COMPITI DA SVOLGERE
**A)** Secondo il brano sugli scontri tribali in Yemen, con quale percentuale il Presidente `Ali `Abdullah Salih aveva vinto le elezioni del 1999?
**B)** Stampa il testo del brano sullo Yemen da "Recentemente si sarebbe" a "ricandidato nel 2013.".

BRANO
• • • • •
Degli scontri tribali in Yemen*
Ai tempi del mio soggiorno in Yemen, dieci anni fa, ancora non sapevo nulla di Shaykh al-Ahmar.
Tuttavia mi capitò di sentire diverse barzellette su questo personaggio che credevo immaginario, un protagonista di barzellette appunto (lo Sceicco Rosso), antonomasia del potere, ma insomma non sapevo che esistesse davvero.
Effettivamente non solo è stato uno degli esponenti di spicco della confederazione tribale degli Hashid egemone nello Yemen del Nord da parecchio tempo. In questa veste è stato anche una delle guide della Congregazione Riformista Yemenita (partito comunemente denominato Islah), che unisce componenti religiose e tribali, ma ha anche promotore di una coalizione con altri partiti (in particolare il Partito Socialista, al potere nello Yemen del Sud ai tempi della Repubblica Democratica) alle ultime elezioni presidenziali del 2006 – dove il candidato alla presidenza ottenne il 21%, notevole progresso rispetto a quelle del 1999, quando il Presidente `Ali `Abdullah Salih attualemnte incarica (sempre lui) aveva vinto con il 98%.
Ora questo “vecchio Rosso” non c’è più (deceduto per malattina nel 2007), ma ce n’è un altro che, non da oggi, è protagonista della politica yemenita, cioè `Ali Muhsin al-Ahmar. Generale di rango dell’esercito yemenita, appartenente alla stessa tribù, fortemente radicato nel nord del paese, ma, pare, anche imparentato col presidente `Ali `Abdullah Salih, sarebbe in rapporti sia con gli al-Huti del nord che con in salafiti (!). L’alleanza fra lui e il Presidente Salih avrebbe tenuto in piedi lo Stato Yemenita dal golpe bianco del 1979 fino ai giorni nostri, passando atraverso la riunificazione, la guerra civile e la ri-riunificazione.
Recentemente si sarebbe schierato con i manifestanti anti-governativi.
Questa la cronaca del passato recente.
Ma su questi temi il buon Lorenzo mi punzecchia da tempo con alcuni calbogrammi rivelati da wikileaks e rimandati dal Guardian, su alcuni retroscena un po’ datati, ma che ci gettano una luce anche su quel che sta succedento ora.
Questi sono i links:
- http://wikileaks.ch/cable/2005/09/05SANAA2766.html
- http://www.guardian.co.uk/world/2011/apr/08/saudi-arabia-yemen-ali-mohsen
Per chi non ha voglia di spulciarseli, li riassumo: nel primo cable, l’ambasciata USA riferiva alla madrepatria dei possibili scenari della successione all’attuale (i comunicati rislagono al 2005) Presidente Salih, il quale sarebbe stato senz’altro confermato nelle imminenti elezioni presidenziali, ma non si sarebbe ricandidato nel 2013.
Speculando sugli eventuali successori, si davano valutazioni sui personaggi di spicco della politica yemenita — citando per l’appunto Shaykh al-Ahmar che, vista l’età, appariva intenzionato a svolgere un ruolo di “kingmaker” piuttosto che di protagonista — mentre si dava come poco probabile la possibilità che Salih riuscisse a garantire la successione al proprio figlio.
• • • • •
ESTRATTO DEI DATI
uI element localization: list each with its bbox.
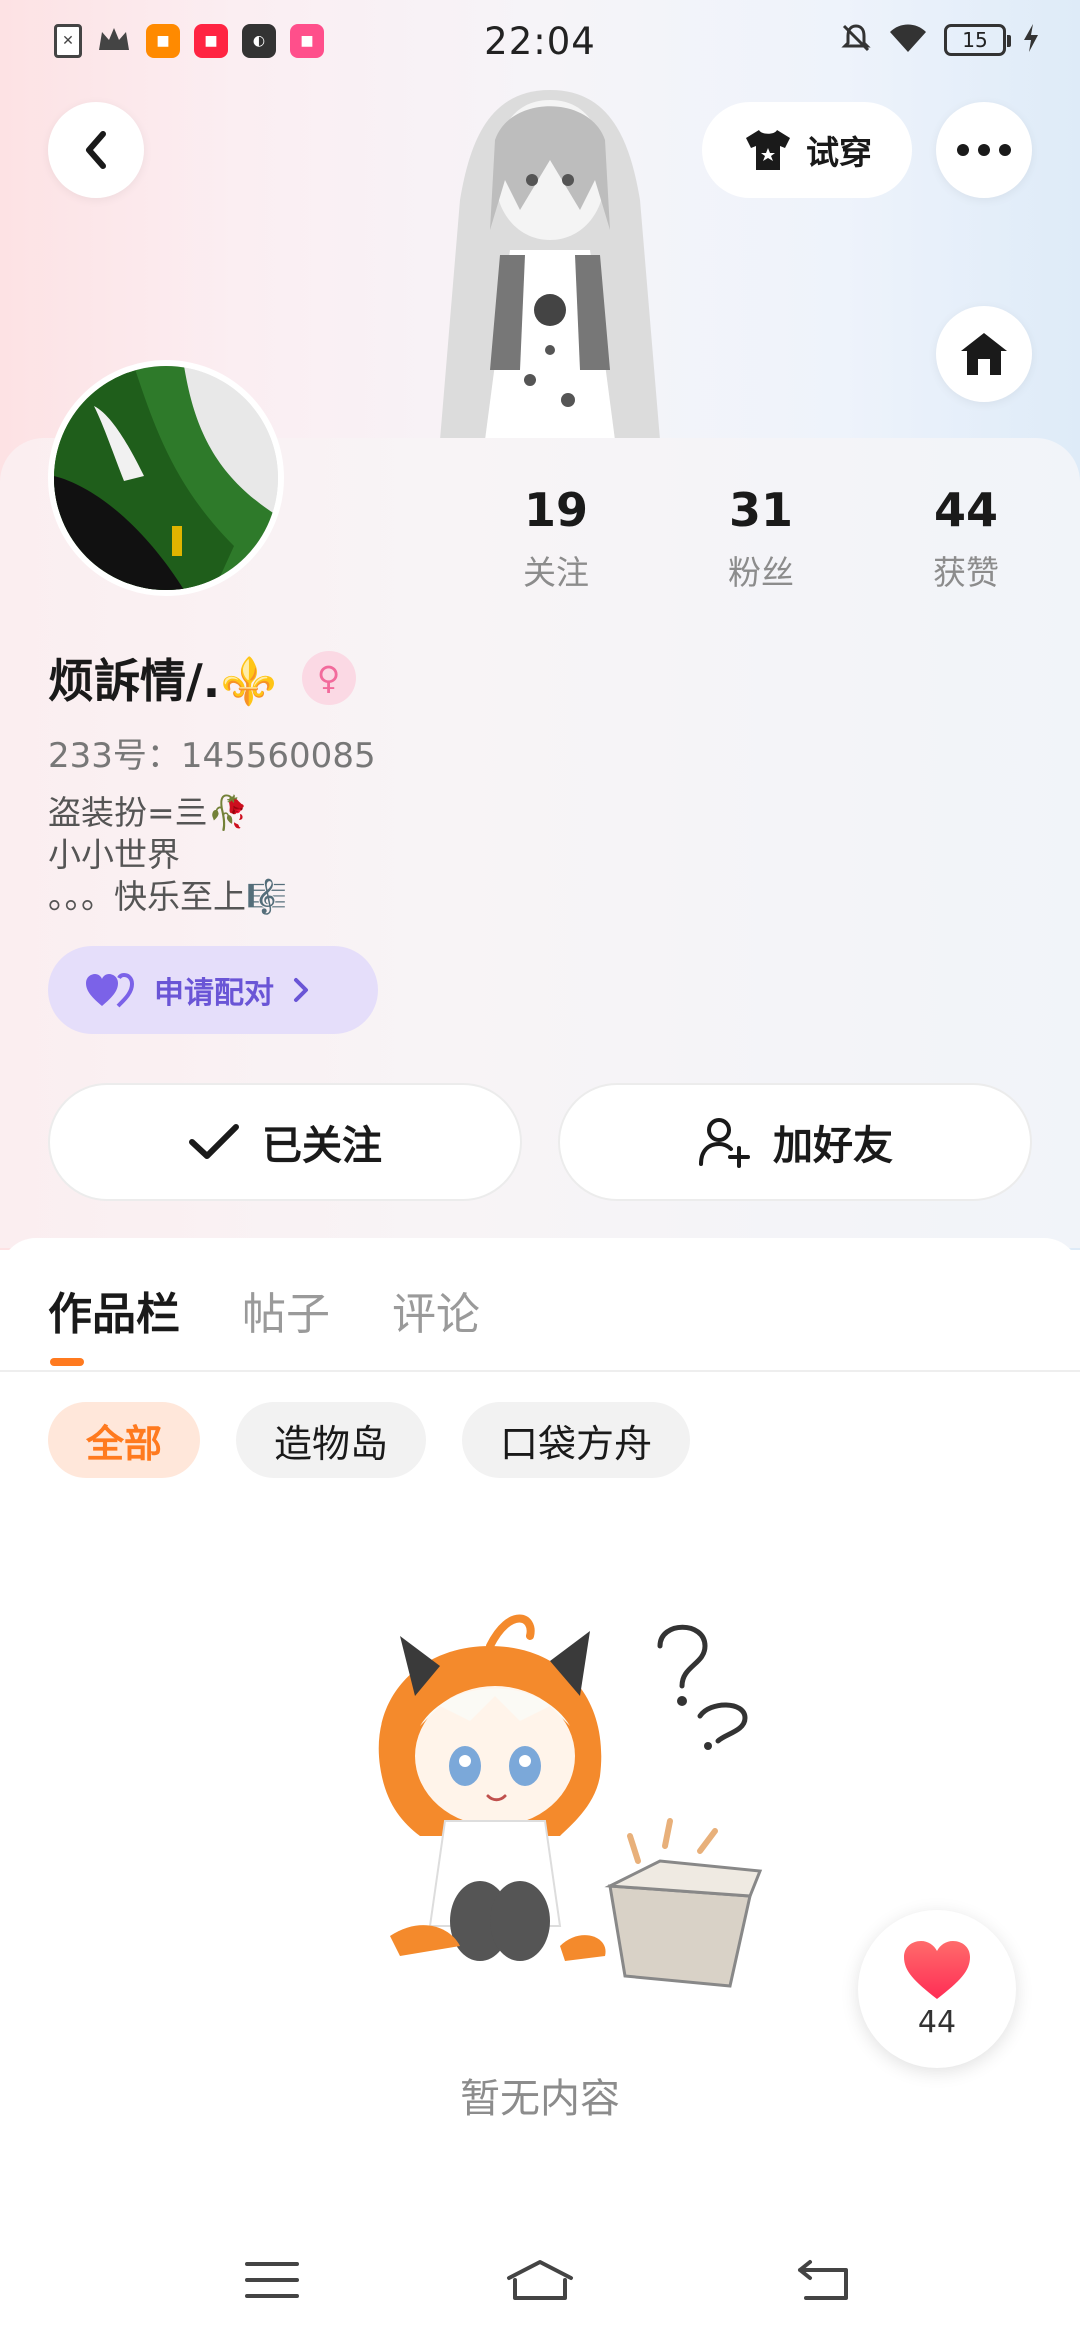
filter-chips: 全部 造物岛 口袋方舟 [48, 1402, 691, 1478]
• • • • •
RISPOSTE AI COMPITI
**A)** Con il 98%.

**B)**
Recentemente si sarebbe schierato con i manifestanti anti-governativi.
Questa la cronaca del passato recente.
Ma su questi temi il buon Lorenzo mi punzecchia da tempo con alcuni calbogrammi rivelati da wikileaks e rimandati dal Guardian, su alcuni retroscena un po’ datati, ma che ci gettano una luce anche su quel che sta succedento ora.
Questi sono i links:
- http://wikileaks.ch/cable/2005/09/05SANAA2766.html
- http://www.guardian.co.uk/world/2011/apr/08/saudi-arabia-yemen-ali-mohsen
Per chi non ha voglia di spulciarseli, li riassumo: nel primo cable, l’ambasciata USA riferiva alla madrepatria dei possibili scenari della successione all’attuale (i comunicati rislagono al 2005) Presidente Salih, il quale sarebbe stato senz’altro confermato nelle imminenti elezioni presidenziali, ma non si sarebbe ricandidato nel 2013.